** START RECORD SET **

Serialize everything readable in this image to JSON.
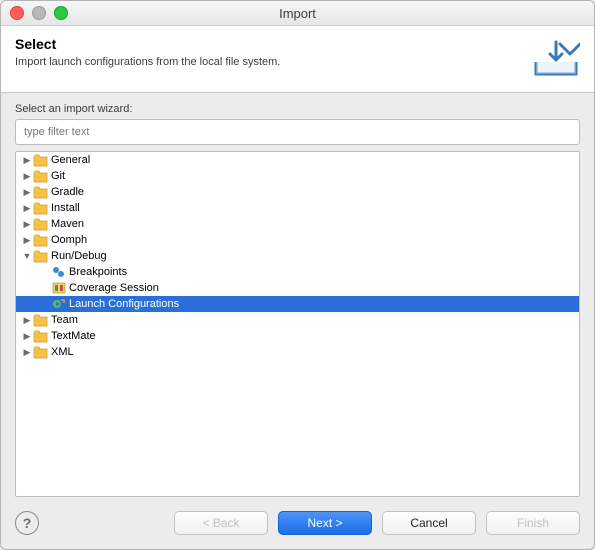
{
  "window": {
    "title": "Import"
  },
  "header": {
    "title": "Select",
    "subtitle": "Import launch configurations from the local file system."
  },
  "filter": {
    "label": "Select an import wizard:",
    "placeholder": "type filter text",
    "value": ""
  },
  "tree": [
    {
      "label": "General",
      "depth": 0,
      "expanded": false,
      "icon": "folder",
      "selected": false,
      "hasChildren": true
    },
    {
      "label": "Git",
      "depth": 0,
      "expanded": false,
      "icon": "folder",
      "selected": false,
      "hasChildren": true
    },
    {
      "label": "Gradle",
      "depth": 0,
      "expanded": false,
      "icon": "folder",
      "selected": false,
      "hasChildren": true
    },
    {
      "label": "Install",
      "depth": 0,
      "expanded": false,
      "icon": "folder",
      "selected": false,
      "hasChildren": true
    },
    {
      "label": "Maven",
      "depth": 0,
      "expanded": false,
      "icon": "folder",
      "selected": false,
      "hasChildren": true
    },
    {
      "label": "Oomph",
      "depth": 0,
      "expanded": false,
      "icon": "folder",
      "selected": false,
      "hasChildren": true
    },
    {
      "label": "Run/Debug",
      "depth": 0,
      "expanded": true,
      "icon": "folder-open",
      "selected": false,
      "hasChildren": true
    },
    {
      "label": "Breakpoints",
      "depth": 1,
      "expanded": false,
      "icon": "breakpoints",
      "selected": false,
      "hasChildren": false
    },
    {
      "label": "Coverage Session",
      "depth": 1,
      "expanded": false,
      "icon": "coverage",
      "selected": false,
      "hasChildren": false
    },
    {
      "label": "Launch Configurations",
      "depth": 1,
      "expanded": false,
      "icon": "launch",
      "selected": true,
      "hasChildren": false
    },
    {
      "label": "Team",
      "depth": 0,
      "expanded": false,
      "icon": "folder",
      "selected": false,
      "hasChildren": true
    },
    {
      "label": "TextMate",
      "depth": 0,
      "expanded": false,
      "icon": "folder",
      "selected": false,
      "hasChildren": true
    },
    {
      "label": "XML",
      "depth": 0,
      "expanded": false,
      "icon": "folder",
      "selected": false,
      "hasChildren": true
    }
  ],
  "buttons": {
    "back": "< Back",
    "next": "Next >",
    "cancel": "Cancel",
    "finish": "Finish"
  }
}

** END RECORD SET **

Count the lines in the records above that contain the word "filter", and give only that number.

CORRECT OUTPUT: 2